INSTRUCTION:
Within the material below, find each line bearing the word "památku" and present it.

DATA LINES:
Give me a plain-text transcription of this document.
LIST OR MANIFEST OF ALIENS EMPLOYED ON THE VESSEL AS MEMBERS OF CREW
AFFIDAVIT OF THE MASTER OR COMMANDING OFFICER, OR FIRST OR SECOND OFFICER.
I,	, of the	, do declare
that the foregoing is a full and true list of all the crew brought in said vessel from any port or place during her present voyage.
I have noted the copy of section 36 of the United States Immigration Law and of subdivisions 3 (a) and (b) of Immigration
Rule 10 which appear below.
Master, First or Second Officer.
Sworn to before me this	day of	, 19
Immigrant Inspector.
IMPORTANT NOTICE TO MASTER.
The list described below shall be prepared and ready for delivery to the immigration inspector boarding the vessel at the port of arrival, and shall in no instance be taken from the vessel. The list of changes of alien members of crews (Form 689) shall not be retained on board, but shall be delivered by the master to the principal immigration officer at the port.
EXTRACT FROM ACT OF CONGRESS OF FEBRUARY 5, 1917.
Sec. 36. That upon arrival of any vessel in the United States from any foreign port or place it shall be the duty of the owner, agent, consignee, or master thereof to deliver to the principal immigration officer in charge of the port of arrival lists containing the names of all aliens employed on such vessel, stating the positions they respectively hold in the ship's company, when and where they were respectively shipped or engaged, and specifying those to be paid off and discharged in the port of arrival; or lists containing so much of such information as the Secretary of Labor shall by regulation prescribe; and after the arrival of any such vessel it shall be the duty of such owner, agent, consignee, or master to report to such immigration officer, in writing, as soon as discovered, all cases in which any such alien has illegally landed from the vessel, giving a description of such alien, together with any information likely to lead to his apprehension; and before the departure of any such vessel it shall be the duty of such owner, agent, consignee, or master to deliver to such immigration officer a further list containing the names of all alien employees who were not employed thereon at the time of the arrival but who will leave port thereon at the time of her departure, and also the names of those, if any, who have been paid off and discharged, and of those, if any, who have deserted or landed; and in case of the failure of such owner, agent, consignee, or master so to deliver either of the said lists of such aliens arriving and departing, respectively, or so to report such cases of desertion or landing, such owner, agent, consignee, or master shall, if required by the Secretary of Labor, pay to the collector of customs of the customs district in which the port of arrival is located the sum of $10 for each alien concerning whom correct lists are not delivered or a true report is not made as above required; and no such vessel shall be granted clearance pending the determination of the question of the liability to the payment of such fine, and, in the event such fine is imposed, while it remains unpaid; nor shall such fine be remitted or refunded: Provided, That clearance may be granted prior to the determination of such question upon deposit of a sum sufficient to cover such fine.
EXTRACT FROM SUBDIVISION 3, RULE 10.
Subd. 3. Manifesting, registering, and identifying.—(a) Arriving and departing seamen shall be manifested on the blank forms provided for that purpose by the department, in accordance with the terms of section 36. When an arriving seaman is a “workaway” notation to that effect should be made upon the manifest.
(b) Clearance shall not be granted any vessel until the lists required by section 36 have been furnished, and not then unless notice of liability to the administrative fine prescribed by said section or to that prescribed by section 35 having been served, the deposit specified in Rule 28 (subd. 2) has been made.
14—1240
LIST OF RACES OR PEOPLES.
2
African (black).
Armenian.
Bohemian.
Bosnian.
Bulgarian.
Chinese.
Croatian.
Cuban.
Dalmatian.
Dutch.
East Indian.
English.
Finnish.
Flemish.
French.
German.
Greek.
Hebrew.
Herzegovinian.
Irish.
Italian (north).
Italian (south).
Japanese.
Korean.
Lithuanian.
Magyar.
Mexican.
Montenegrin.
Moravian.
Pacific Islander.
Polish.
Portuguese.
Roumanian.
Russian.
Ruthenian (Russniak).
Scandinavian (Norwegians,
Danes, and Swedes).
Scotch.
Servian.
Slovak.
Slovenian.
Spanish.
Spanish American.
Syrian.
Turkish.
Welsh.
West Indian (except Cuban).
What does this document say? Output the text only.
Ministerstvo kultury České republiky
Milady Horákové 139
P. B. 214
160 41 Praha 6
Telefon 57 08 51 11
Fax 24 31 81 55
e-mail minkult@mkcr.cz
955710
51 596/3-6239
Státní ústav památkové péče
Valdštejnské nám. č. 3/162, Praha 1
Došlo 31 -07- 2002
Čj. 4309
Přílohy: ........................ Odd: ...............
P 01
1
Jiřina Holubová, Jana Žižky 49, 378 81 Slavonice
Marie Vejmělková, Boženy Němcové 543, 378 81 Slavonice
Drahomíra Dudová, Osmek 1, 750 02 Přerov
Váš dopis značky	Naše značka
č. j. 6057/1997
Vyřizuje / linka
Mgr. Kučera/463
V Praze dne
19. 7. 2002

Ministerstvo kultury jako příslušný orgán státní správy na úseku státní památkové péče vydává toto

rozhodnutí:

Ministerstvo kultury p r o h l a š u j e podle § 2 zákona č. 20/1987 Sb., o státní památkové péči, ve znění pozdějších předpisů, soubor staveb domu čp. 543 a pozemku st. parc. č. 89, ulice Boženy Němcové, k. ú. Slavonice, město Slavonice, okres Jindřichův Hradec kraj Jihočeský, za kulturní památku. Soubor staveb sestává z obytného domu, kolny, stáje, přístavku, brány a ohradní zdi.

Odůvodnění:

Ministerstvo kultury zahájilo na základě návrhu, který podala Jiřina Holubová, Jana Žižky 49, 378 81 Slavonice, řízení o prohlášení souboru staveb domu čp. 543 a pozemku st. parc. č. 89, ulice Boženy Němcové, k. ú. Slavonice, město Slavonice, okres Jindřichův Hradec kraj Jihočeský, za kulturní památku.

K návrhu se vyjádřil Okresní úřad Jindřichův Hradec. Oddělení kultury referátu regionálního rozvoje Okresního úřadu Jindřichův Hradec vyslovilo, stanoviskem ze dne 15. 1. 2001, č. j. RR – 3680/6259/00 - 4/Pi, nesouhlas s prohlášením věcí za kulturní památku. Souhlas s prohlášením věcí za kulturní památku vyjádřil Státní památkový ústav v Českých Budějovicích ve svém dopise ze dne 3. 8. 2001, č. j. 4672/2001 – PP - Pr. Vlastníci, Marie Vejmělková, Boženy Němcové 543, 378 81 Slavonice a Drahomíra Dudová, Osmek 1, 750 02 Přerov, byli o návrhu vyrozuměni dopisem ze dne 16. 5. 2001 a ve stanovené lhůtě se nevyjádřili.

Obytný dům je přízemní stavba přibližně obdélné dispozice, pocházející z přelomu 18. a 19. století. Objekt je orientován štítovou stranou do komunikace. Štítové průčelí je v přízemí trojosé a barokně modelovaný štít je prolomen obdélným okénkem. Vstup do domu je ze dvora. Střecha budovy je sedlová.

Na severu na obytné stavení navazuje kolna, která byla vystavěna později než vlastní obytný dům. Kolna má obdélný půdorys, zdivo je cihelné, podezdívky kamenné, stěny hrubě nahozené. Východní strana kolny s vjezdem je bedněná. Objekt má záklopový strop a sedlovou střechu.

TASK OUTPUT:
Ministerstvo kultury p r o h l a š u j e podle § 2 zákona č. 20/1987 Sb., o státní památkové péči, ve znění pozdějších předpisů, soubor staveb domu čp. 543 a pozemku st. parc. č. 89, ulice Boženy Němcové, k. ú. Slavonice, město Slavonice, okres Jindřichův Hradec kraj Jihočeský, za kulturní památku. Soubor staveb sestává z obytného domu, kolny, stáje, přístavku, brány a ohradní zdi.
Ministerstvo kultury zahájilo na základě návrhu, který podala Jiřina Holubová, Jana Žižky 49, 378 81 Slavonice, řízení o prohlášení souboru staveb domu čp. 543 a pozemku st. parc. č. 89, ulice Boženy Němcové, k. ú. Slavonice, město Slavonice, okres Jindřichův Hradec kraj Jihočeský, za kulturní památku.
K návrhu se vyjádřil Okresní úřad Jindřichův Hradec. Oddělení kultury referátu regionálního rozvoje Okresního úřadu Jindřichův Hradec vyslovilo, stanoviskem ze dne 15. 1. 2001, č. j. RR – 3680/6259/00 - 4/Pi, nesouhlas s prohlášením věcí za kulturní památku. Souhlas s prohlášením věcí za kulturní památku vyjádřil Státní památkový ústav v Českých Budějovicích ve svém dopise ze dne 3. 8. 2001, č. j. 4672/2001 – PP - Pr. Vlastníci, Marie Vejmělková, Boženy Němcové 543, 378 81 Slavonice a Drahomíra Dudová, Osmek 1, 750 02 Přerov, byli o návrhu vyrozuměni dopisem ze dne 16. 5. 2001 a ve stanovené lhůtě se nevyjádřili.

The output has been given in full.